**Kutipan Sumber**
○ ○ ○ ○ ○ ○ ○

Observasi Hari Ide KBQT di Pusat Kota

Ada lima kegiatan wajib di KBQT, salah satunya adalah Hari Ide. IYakni hari di saat warga belajar KBQT bisa menuangkan gagasan-gagasan yang muncul di pikiran masing-masing. Setiap warga belajar menuliskan ide yang ada di benak masing-masing, kemudian tulisan tersebut didokumentasikan, lalu didiskusikan bersama. Hari Ide bisa dilaksanakan dimana saja. Di ruang RC, di teras, di halaman, di serambi masjid, dan lain-lain.

Kali ini, Hari Ide pada Kamis (11/04) digelar dengan cara yang berbeda. Tema ide sudah ditentukan sebelumnya oleh Penanggung Jawab Hari Ide, yang terkait dengan tata kota Salatiga. Lokasi Hari Ide mengambil latar di pusat kota.

Kegiatan dimulai dengan briefing seluruh warga belajar di halaman RC KBQT. Kemudian pukul 08.00 mulai berangkat ke pusat kota menggunakan angkot. Lokasi kumpul pertama adalah di Taman Selasar Kartini. DI situ dimulailah pembagian menjadi empat kelompok yang masing-masing akan membuat ide dengan satu tema.

Empat tema yang dibagi ialah Pusat Perekonomian, Transportasi Umum, Tata Ruang, dan Ruang Publik. Rute penelusuran kelompok dimulai dari pusat perbelanjaan Ramayana, menyusuri jalan raya, sampai berkumpul lagi di Taman Selasar Kartini untuk mendiskusikan hasil observasi. Berikut ini laporan empat kelompok dan ide yang didapatkan;

Pusat Perekonomian: PASAR RAKYAT MODERN
Oleh: Kelompok 1 (Ziki, Hasnia, Dinar, Rahman, Iffah )

Awalnya kami memutuskan pergi ke Pasar Raya. Namun situasi tidak memungkinkan, maka kami putar balik menuju Taman Selasar Kartini Salatiga. Kami mendapat inspirasi ide dari hal-hal yang kami lihat dan amati selama perjalanan. Kami mengamati pasar, kedai-kedai jajan di pinggir jalan, juga toko-toko yang berjejer dengan manisnya tanpa menyediakan lahan parkir. Dari pengamatan ini muncul ide dalam diskusi kami. Masing-masing anggota kelompok menyatakan ide yang berbeda-beda. Kesimpulannya ialah; perlu didirikannya sebuah Pasar Rakyat Modern, sekaligus pusat kuliner Kota Salatiga.

Pasar tersebut cukup berupa pasar tradisional yang diperbaiki tata kelolanya lebih modern. Seperti adanya lahan parkir sendiri bagi para pedagang pasar, tempat khusus pedagang berjualan, sehingga tidak sembarangan berjualan di pinggir jalan dan mengganggu kelancaran lalu lintas.

○ ○ ○ ○ ○ ○ ○

**Catatan yang Diberikan**
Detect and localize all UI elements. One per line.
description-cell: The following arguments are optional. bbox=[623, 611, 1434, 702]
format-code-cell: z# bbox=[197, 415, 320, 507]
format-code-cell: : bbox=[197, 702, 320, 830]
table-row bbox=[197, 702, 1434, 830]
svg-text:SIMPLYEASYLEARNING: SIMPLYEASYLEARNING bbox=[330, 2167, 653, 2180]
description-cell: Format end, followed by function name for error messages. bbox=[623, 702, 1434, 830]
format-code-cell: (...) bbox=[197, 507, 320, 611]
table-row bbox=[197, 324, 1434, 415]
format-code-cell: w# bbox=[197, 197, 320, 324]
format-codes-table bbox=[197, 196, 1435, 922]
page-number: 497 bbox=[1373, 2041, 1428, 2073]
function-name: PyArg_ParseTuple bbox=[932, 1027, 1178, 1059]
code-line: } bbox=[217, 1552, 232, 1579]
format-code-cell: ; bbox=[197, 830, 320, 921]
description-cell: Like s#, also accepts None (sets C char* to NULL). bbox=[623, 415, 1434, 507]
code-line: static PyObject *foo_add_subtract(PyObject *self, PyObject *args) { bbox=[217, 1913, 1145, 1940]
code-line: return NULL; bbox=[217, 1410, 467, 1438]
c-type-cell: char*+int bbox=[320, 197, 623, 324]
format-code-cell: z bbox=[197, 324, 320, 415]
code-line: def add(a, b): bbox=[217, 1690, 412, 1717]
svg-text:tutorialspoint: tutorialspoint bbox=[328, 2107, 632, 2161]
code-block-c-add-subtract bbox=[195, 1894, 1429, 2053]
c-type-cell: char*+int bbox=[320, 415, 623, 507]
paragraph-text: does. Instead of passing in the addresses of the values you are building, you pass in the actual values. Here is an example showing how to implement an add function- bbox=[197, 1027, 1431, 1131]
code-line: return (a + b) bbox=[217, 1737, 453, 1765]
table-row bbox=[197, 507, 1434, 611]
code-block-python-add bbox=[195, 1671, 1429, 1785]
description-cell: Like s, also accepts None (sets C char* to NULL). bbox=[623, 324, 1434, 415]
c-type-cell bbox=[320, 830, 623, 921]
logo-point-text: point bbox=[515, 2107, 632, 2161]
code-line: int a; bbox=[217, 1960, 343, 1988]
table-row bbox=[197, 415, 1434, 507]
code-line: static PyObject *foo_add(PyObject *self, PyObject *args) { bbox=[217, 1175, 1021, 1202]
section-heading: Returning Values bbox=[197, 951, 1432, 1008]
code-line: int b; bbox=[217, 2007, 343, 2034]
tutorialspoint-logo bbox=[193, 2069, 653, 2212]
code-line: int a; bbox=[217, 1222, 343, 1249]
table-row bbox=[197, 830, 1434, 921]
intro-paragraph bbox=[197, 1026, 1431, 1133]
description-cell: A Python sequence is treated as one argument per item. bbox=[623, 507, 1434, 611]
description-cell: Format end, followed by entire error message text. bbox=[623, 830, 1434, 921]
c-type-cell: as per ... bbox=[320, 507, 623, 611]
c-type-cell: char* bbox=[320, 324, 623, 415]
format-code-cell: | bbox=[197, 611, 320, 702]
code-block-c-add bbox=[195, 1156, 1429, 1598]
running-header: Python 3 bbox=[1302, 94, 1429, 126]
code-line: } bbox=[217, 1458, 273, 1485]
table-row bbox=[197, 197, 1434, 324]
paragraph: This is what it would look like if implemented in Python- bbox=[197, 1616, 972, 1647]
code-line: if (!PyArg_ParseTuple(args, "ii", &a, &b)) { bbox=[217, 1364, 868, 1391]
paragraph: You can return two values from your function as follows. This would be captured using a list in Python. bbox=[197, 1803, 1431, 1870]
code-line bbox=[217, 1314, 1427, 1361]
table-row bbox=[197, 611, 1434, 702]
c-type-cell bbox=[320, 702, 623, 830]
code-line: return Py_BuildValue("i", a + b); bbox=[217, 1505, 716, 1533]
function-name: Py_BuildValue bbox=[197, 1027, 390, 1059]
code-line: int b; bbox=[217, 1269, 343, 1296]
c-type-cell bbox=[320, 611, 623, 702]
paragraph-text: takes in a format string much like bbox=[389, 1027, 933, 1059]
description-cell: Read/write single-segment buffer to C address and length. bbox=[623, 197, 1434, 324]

○ ○ ○ ○ ○ ○ ○

**Tugas yang Diberikan**
A – Menurut teks tentang Hari Ide KBQT, pukul berapa warga belajar berangkat ke pusat kota, dan dengan kendaraan apa?
B – Salin persis bagian teks tentang Hari Ide KBQT antara "Kali ini, Hari" dan "di pusat kota.", termasuk keduanya.

**Jawaban Berikut**
A – Pukul 08.00, menggunakan angkot.

B –
Kali ini, Hari Ide pada Kamis (11/04) digelar dengan cara yang berbeda. Tema ide sudah ditentukan sebelumnya oleh Penanggung Jawab Hari Ide, yang terkait dengan tata kota Salatiga. Lokasi Hari Ide mengambil latar di pusat kota.